[Records for this task]

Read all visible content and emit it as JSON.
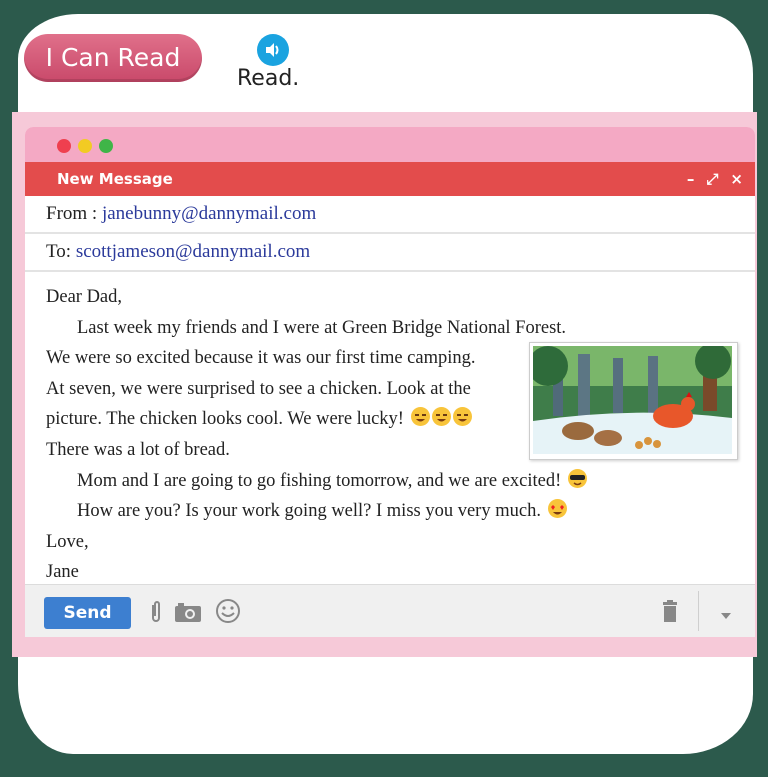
{
  "header": {
    "badge_label": "I Can Read",
    "instruction": "Read.",
    "speaker_icon": "speaker-icon"
  },
  "window": {
    "title": "New Message",
    "controls": [
      "–",
      "⤢",
      "×"
    ],
    "traffic_lights": [
      "#ef3f4f",
      "#f2cb23",
      "#3fb548"
    ]
  },
  "email": {
    "from_label": "From :",
    "from_address": "janebunny@dannymail.com",
    "to_label": "To:",
    "to_address": "scottjameson@dannymail.com",
    "greeting": "Dear Dad,",
    "line1": "Last week my friends and I were at Green Bridge National Forest.",
    "line2": "We were so excited because it was our first time camping.",
    "line3": "At seven, we were surprised to see a chicken. Look at the",
    "line4": "picture. The chicken looks cool. We were lucky!",
    "line5": "There was a lot of bread.",
    "line6": "Mom and I are going to go fishing tomorrow, and we are excited!",
    "line7": "How are you? Is your work going well? I miss you very much.",
    "closing": "Love,",
    "signature": "Jane"
  },
  "toolbar": {
    "send_label": "Send",
    "icons": [
      "paperclip-icon",
      "camera-icon",
      "smiley-icon",
      "trash-icon",
      "dropdown-arrow-icon"
    ]
  },
  "colors": {
    "background": "#2c5a4c",
    "frame_pink": "#f6c9d8",
    "header_red": "#e34c4c",
    "send_blue": "#3d7fd0",
    "link_blue": "#2b3a9b"
  }
}
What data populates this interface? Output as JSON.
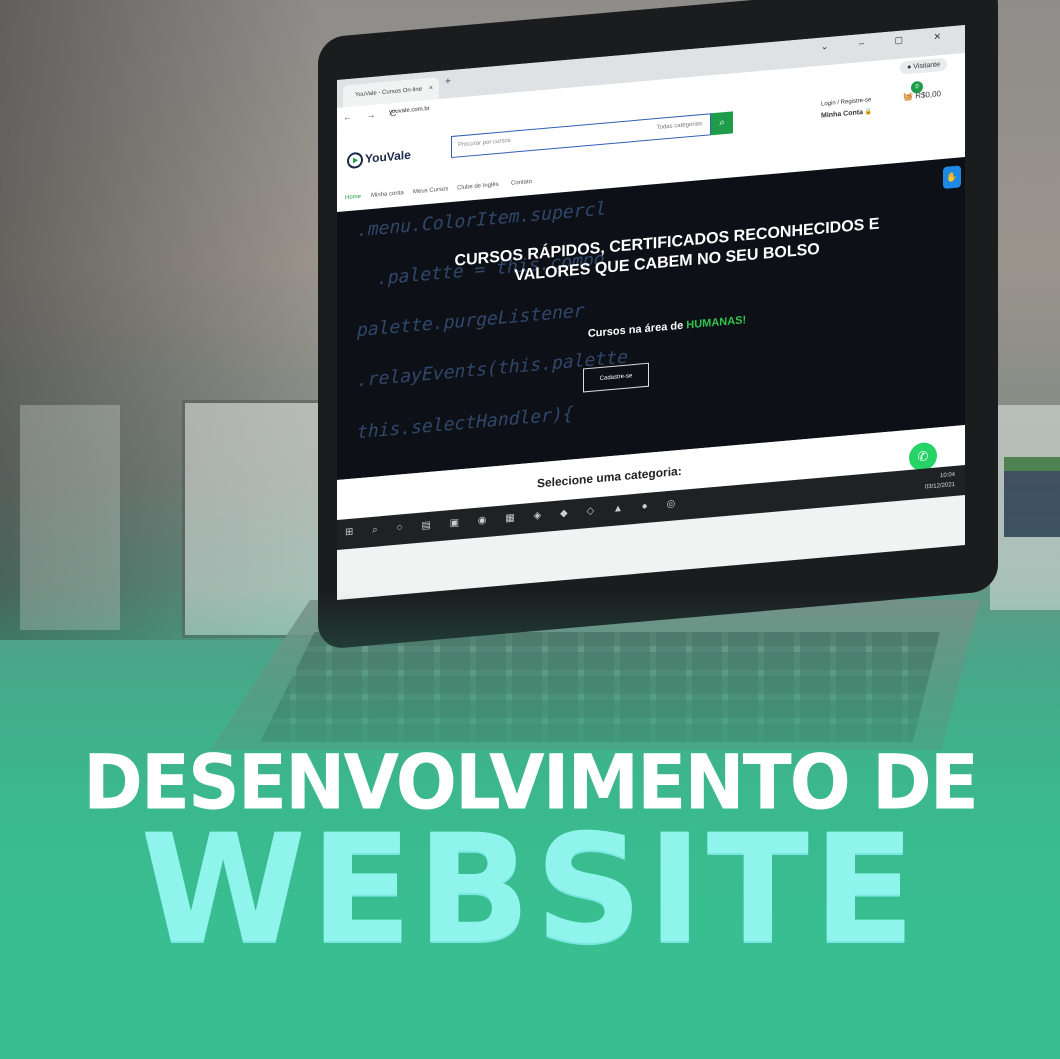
{
  "browser": {
    "tab_title": "YouVale - Cursos On-line",
    "tab_close": "×",
    "new_tab": "+",
    "window_controls": "⌄ – ▢ ✕",
    "nav_icons": "← → C",
    "url": "youvale.com.br",
    "profile_label": "Visitante"
  },
  "site": {
    "logo_text": "YouVale",
    "search_placeholder": "Procurar por cursos",
    "search_category": "Todas categorias",
    "search_icon": "search-icon",
    "login_text": "Login / Registre-se",
    "account_text": "Minha Conta",
    "cart_count": "0",
    "cart_total": "R$0,00",
    "menu": [
      "Home",
      "Minha conta",
      "Meus Cursos",
      "Clube de Inglês",
      "Contato"
    ],
    "hero_title": "CURSOS RÁPIDOS, CERTIFICADOS RECONHECIDOS E VALORES QUE CABEM NO SEU BOLSO",
    "hero_sub_prefix": "Cursos na área de",
    "hero_sub_highlight": "HUMANAS!",
    "cta_label": "Cadastre-se",
    "categories_title": "Selecione uma categoria:"
  },
  "taskbar": {
    "time": "10:04",
    "date": "03/12/2021"
  },
  "headline": {
    "line1": "DESENVOLVIMENTO DE",
    "line2": "WEBSITE"
  },
  "colors": {
    "accent_green": "#1f9c4a",
    "headline_cyan": "#8ff4ec",
    "bg_green": "#3bbf92"
  }
}
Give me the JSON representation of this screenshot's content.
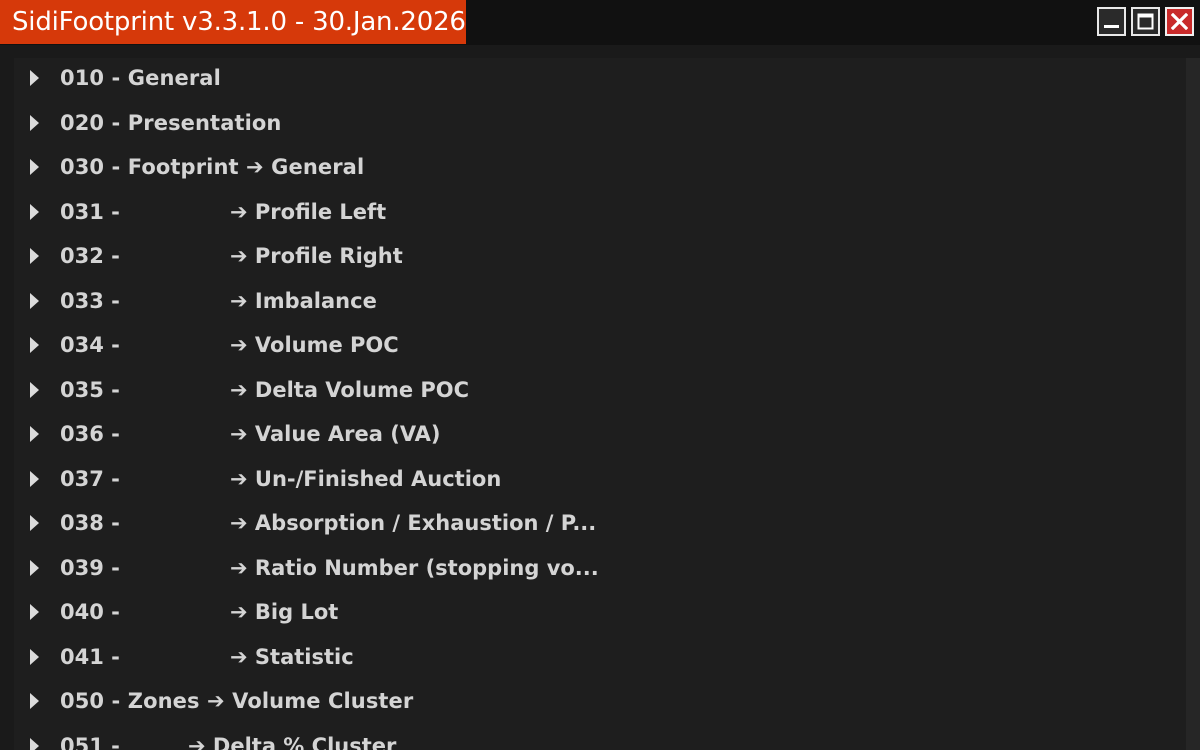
{
  "window": {
    "title": "SidiFootprint v3.3.1.0 - 30.Jan.2026",
    "title_color": "#d6390a",
    "buttons": [
      "minimize",
      "maximize",
      "close"
    ]
  },
  "tree": {
    "rows": [
      {
        "label": "010 - General"
      },
      {
        "label": "020 - Presentation"
      },
      {
        "label": "030 - Footprint ➔ General"
      },
      {
        "num": "031 -",
        "sub": "➔ Profile Left"
      },
      {
        "num": "032 -",
        "sub": "➔ Profile Right"
      },
      {
        "num": "033 -",
        "sub": "➔ Imbalance"
      },
      {
        "num": "034 -",
        "sub": "➔ Volume POC"
      },
      {
        "num": "035 -",
        "sub": "➔ Delta Volume POC"
      },
      {
        "num": "036 -",
        "sub": "➔ Value Area (VA)"
      },
      {
        "num": "037 -",
        "sub": "➔ Un-/Finished Auction"
      },
      {
        "num": "038 -",
        "sub": "➔ Absorption / Exhaustion / P..."
      },
      {
        "num": "039 -",
        "sub": "➔ Ratio Number (stopping vo..."
      },
      {
        "num": "040 -",
        "sub": "➔ Big Lot"
      },
      {
        "num": "041 -",
        "sub": "➔ Statistic"
      },
      {
        "label": "050 - Zones ➔ Volume Cluster"
      },
      {
        "num": "051 -",
        "sub": "➔ Delta % Cluster"
      }
    ]
  }
}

[Exercise task]
The records above must be printed exactly; the pictures stay out.

[Answer]
Read all visible content and emit it as JSON.
{
  "header": {
    "badge_label": "I Can Read",
    "instruction": "Read.",
    "speaker_icon": "speaker-icon"
  },
  "window": {
    "title": "New Message",
    "controls": [
      "–",
      "⤢",
      "×"
    ],
    "traffic_lights": [
      "#ef3f4f",
      "#f2cb23",
      "#3fb548"
    ]
  },
  "email": {
    "from_label": "From :",
    "from_address": "janebunny@dannymail.com",
    "to_label": "To:",
    "to_address": "scottjameson@dannymail.com",
    "greeting": "Dear Dad,",
    "line1": "Last week my friends and I were at Green Bridge National Forest.",
    "line2": "We were so excited because it was our first time camping.",
    "line3": "At seven, we were surprised to see a chicken. Look at the",
    "line4": "picture. The chicken looks cool. We were lucky!",
    "line5": "There was a lot of bread.",
    "line6": "Mom and I are going to go fishing tomorrow, and we are excited!",
    "line7": "How are you? Is your work going well? I miss you very much.",
    "closing": "Love,",
    "signature": "Jane"
  },
  "toolbar": {
    "send_label": "Send",
    "icons": [
      "paperclip-icon",
      "camera-icon",
      "smiley-icon",
      "trash-icon",
      "dropdown-arrow-icon"
    ]
  },
  "colors": {
    "background": "#2c5a4c",
    "frame_pink": "#f6c9d8",
    "header_red": "#e34c4c",
    "send_blue": "#3d7fd0",
    "link_blue": "#2b3a9b"
  }
}
What data populates this interface? Output as JSON.
{
  "browser": {
    "tab_title": "YouVale - Cursos On-line",
    "tab_close": "×",
    "new_tab": "+",
    "window_controls": "⌄ – ▢ ✕",
    "nav_icons": "← → C",
    "url": "youvale.com.br",
    "profile_label": "Visitante"
  },
  "site": {
    "logo_text": "YouVale",
    "search_placeholder": "Procurar por cursos",
    "search_category": "Todas categorias",
    "search_icon": "search-icon",
    "login_text": "Login / Registre-se",
    "account_text": "Minha Conta",
    "cart_count": "0",
    "cart_total": "R$0,00",
    "menu": [
      "Home",
      "Minha conta",
      "Meus Cursos",
      "Clube de Inglês",
      "Contato"
    ],
    "hero_title": "CURSOS RÁPIDOS, CERTIFICADOS RECONHECIDOS E VALORES QUE CABEM NO SEU BOLSO",
    "hero_sub_prefix": "Cursos na área de",
    "hero_sub_highlight": "HUMANAS!",
    "cta_label": "Cadastre-se",
    "categories_title": "Selecione uma categoria:"
  },
  "taskbar": {
    "time": "10:04",
    "date": "03/12/2021"
  },
  "headline": {
    "line1": "DESENVOLVIMENTO DE",
    "line2": "WEBSITE"
  },
  "colors": {
    "accent_green": "#1f9c4a",
    "headline_cyan": "#8ff4ec",
    "bg_green": "#3bbf92"
  }
}
Give me the JSON representation of this screenshot's content.
{
  "window": {
    "title": "SidiFootprint v3.3.1.0 - 30.Jan.2026",
    "title_color": "#d6390a",
    "buttons": [
      "minimize",
      "maximize",
      "close"
    ]
  },
  "tree": {
    "rows": [
      {
        "label": "010 - General"
      },
      {
        "label": "020 - Presentation"
      },
      {
        "label": "030 - Footprint ➔ General"
      },
      {
        "num": "031 -",
        "sub": "➔ Profile Left"
      },
      {
        "num": "032 -",
        "sub": "➔ Profile Right"
      },
      {
        "num": "033 -",
        "sub": "➔ Imbalance"
      },
      {
        "num": "034 -",
        "sub": "➔ Volume POC"
      },
      {
        "num": "035 -",
        "sub": "➔ Delta Volume POC"
      },
      {
        "num": "036 -",
        "sub": "➔ Value Area (VA)"
      },
      {
        "num": "037 -",
        "sub": "➔ Un-/Finished Auction"
      },
      {
        "num": "038 -",
        "sub": "➔ Absorption / Exhaustion / P..."
      },
      {
        "num": "039 -",
        "sub": "➔ Ratio Number (stopping vo..."
      },
      {
        "num": "040 -",
        "sub": "➔ Big Lot"
      },
      {
        "num": "041 -",
        "sub": "➔ Statistic"
      },
      {
        "label": "050 - Zones ➔ Volume Cluster"
      },
      {
        "num": "051 -",
        "sub": "➔ Delta % Cluster"
      }
    ]
  }
}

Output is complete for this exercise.